Data entries
__________

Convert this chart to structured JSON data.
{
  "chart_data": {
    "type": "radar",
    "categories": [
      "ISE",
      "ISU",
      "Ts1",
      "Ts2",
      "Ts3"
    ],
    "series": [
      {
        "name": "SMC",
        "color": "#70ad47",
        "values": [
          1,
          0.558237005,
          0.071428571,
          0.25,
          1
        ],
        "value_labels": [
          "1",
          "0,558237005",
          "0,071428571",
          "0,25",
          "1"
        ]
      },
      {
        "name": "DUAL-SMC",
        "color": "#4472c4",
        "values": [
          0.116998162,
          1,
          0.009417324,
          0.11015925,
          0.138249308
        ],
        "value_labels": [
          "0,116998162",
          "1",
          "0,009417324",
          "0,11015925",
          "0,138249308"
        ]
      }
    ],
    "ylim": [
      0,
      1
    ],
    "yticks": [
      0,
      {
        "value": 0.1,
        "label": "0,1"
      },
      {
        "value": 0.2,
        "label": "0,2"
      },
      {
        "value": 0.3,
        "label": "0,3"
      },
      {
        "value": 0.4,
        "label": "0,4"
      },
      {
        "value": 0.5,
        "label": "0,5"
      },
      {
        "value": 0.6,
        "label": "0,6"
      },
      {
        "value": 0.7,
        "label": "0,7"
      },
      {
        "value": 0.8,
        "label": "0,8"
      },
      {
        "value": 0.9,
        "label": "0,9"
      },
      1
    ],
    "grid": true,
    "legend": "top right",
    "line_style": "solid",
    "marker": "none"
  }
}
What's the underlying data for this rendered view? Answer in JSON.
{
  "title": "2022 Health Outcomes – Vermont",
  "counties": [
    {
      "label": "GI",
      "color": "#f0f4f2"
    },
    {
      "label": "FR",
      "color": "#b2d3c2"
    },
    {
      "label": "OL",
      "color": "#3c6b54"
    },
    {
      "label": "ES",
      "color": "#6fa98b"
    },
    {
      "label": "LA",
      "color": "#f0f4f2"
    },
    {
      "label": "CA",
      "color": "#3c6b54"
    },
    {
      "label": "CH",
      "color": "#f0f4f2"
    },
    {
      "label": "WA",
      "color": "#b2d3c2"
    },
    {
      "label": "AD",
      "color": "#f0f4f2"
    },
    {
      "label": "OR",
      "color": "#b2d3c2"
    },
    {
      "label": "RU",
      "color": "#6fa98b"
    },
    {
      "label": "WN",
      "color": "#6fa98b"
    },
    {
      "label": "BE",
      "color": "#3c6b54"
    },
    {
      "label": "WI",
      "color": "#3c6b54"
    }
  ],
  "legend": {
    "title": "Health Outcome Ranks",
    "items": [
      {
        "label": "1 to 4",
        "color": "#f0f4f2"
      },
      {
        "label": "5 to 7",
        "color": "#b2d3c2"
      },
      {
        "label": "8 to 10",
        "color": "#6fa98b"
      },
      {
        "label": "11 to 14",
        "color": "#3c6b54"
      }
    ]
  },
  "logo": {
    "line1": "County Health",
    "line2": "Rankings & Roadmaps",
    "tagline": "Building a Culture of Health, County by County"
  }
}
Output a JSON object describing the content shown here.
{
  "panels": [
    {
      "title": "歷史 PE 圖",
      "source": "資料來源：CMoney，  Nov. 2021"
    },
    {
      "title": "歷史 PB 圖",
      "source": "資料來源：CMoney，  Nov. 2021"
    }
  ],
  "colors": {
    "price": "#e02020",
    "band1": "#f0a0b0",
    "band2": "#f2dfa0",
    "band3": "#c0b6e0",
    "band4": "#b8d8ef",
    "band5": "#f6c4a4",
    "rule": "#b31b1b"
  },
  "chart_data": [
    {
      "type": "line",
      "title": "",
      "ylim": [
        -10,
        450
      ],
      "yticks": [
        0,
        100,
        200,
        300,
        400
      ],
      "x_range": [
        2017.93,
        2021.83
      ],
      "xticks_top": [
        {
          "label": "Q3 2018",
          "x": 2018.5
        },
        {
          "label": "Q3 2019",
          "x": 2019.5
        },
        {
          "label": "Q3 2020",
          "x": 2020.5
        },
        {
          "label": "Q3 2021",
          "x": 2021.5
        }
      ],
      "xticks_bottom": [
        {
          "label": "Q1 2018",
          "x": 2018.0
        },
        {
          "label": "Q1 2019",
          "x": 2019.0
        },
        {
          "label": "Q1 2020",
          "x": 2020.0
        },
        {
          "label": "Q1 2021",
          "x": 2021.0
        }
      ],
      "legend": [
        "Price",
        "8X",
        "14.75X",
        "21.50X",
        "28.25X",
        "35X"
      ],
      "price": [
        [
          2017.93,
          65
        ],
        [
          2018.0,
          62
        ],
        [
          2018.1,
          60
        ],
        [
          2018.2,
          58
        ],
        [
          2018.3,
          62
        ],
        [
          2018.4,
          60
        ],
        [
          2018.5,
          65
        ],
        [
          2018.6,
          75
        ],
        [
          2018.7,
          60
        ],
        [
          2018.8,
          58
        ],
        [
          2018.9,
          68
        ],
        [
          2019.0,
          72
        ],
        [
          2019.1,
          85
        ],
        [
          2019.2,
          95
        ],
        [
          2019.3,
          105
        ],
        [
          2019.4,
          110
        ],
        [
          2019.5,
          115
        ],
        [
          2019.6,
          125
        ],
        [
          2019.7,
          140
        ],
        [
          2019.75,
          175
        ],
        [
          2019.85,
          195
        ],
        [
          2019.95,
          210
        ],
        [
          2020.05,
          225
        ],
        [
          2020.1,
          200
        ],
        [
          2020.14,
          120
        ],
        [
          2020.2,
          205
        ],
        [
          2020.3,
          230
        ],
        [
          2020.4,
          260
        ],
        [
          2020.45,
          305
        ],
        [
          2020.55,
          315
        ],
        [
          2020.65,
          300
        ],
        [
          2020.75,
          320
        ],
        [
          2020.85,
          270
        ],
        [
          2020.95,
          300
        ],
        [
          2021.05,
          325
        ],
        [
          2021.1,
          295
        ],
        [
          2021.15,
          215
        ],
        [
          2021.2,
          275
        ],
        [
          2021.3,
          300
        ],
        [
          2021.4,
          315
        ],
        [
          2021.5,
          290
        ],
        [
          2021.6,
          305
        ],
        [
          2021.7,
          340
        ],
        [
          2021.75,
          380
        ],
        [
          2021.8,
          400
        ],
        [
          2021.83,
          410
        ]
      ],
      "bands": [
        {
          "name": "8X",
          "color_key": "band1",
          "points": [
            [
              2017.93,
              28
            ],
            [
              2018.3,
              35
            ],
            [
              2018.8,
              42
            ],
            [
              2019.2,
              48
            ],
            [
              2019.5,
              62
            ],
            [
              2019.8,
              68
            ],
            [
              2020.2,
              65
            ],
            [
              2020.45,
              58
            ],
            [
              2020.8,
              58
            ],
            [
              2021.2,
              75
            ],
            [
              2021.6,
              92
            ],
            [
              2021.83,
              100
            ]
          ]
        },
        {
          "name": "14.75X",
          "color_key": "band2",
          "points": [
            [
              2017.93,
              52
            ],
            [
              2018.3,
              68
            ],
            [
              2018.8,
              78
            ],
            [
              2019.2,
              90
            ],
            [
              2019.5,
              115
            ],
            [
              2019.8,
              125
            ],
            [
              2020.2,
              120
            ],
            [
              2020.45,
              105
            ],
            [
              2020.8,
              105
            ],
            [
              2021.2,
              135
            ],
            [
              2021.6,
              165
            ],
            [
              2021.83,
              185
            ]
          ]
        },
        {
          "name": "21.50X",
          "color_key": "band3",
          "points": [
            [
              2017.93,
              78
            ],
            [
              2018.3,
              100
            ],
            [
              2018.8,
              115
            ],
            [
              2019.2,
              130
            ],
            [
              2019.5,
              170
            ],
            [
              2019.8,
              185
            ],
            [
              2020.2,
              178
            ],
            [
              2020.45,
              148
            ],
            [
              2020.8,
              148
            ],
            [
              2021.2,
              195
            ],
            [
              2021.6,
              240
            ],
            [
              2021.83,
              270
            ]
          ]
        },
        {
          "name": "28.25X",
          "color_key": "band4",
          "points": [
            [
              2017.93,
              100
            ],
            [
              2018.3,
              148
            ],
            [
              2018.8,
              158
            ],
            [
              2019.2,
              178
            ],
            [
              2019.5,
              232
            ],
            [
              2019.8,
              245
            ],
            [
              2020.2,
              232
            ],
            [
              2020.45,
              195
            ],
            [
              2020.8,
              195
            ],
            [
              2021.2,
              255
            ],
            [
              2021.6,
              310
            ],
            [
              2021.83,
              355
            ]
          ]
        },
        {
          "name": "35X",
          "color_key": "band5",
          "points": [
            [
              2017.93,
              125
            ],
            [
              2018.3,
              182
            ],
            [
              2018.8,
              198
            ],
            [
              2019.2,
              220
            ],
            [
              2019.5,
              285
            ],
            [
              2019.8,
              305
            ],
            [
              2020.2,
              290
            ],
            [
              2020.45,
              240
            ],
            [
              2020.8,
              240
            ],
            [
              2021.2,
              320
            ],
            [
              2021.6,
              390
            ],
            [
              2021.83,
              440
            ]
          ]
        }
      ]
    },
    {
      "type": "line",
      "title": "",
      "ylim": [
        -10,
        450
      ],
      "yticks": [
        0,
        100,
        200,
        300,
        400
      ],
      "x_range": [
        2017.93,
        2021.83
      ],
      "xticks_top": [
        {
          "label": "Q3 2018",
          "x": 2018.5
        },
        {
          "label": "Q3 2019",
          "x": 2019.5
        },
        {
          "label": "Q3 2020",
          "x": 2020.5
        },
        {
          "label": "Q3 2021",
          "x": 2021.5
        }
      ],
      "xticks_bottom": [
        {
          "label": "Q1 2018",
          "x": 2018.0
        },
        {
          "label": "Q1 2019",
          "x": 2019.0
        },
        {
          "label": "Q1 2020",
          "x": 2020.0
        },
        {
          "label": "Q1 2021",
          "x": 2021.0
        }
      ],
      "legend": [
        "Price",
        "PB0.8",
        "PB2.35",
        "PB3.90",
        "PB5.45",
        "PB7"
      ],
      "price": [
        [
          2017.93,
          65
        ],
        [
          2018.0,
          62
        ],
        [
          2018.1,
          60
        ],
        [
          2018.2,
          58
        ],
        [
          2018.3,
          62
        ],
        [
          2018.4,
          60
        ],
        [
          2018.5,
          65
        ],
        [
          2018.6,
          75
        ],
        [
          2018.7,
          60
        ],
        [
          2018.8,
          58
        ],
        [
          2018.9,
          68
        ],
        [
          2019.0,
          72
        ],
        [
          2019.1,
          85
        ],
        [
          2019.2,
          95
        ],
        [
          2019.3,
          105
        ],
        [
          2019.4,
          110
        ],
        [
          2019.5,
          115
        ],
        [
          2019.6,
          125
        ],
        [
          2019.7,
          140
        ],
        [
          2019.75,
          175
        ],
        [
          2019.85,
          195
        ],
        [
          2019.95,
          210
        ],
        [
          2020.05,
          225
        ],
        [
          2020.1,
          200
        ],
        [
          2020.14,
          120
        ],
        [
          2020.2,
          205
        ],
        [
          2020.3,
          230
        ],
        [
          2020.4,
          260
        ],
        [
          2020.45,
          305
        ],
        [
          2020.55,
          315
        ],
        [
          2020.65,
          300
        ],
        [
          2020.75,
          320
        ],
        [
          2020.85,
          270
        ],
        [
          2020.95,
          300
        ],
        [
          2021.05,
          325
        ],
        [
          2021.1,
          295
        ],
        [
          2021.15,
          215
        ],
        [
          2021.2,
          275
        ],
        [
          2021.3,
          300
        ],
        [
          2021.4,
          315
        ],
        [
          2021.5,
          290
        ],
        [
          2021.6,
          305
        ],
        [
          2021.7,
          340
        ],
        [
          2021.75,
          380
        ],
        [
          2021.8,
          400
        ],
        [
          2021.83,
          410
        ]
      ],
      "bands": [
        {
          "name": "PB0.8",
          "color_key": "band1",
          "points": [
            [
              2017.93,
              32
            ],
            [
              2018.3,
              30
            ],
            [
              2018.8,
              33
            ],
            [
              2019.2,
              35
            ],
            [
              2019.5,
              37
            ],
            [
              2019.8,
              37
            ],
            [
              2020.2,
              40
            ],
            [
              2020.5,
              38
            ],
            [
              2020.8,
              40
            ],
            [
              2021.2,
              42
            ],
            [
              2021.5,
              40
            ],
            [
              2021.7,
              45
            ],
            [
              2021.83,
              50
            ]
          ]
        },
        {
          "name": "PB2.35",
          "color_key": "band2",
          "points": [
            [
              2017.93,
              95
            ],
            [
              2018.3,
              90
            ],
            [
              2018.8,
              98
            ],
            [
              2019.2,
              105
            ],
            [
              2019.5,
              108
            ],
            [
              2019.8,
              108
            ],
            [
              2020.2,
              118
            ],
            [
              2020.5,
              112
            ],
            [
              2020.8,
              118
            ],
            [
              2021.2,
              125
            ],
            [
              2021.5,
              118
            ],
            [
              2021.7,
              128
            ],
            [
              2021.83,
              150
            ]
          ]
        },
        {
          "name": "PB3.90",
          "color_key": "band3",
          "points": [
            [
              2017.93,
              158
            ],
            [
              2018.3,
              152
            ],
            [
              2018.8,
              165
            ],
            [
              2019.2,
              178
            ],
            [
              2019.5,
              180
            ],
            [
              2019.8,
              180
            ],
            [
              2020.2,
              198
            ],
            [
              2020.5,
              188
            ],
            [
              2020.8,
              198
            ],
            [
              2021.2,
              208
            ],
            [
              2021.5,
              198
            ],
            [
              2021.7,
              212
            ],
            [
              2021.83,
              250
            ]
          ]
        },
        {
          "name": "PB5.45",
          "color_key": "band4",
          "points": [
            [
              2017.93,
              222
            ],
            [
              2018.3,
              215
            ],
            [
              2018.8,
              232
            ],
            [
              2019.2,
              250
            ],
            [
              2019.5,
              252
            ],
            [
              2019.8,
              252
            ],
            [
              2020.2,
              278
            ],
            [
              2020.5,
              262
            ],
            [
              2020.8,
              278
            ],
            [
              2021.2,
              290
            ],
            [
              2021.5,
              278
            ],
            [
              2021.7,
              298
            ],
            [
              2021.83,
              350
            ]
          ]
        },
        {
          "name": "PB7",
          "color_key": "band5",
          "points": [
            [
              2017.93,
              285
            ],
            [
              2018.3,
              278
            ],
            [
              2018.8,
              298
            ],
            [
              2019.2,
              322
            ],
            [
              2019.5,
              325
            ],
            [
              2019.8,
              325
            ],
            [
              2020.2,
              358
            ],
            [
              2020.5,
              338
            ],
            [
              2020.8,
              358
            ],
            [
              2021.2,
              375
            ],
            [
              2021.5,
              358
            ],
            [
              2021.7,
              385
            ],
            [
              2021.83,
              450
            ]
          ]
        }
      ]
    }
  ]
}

__________

DIRECTIVE> Copy every line in the entries above that has the string "JSON" in it.

ANSWER TO THE TASK>
Convert this chart to structured JSON data.
What's the underlying data for this rendered view? Answer in JSON.
Output a JSON object describing the content shown here.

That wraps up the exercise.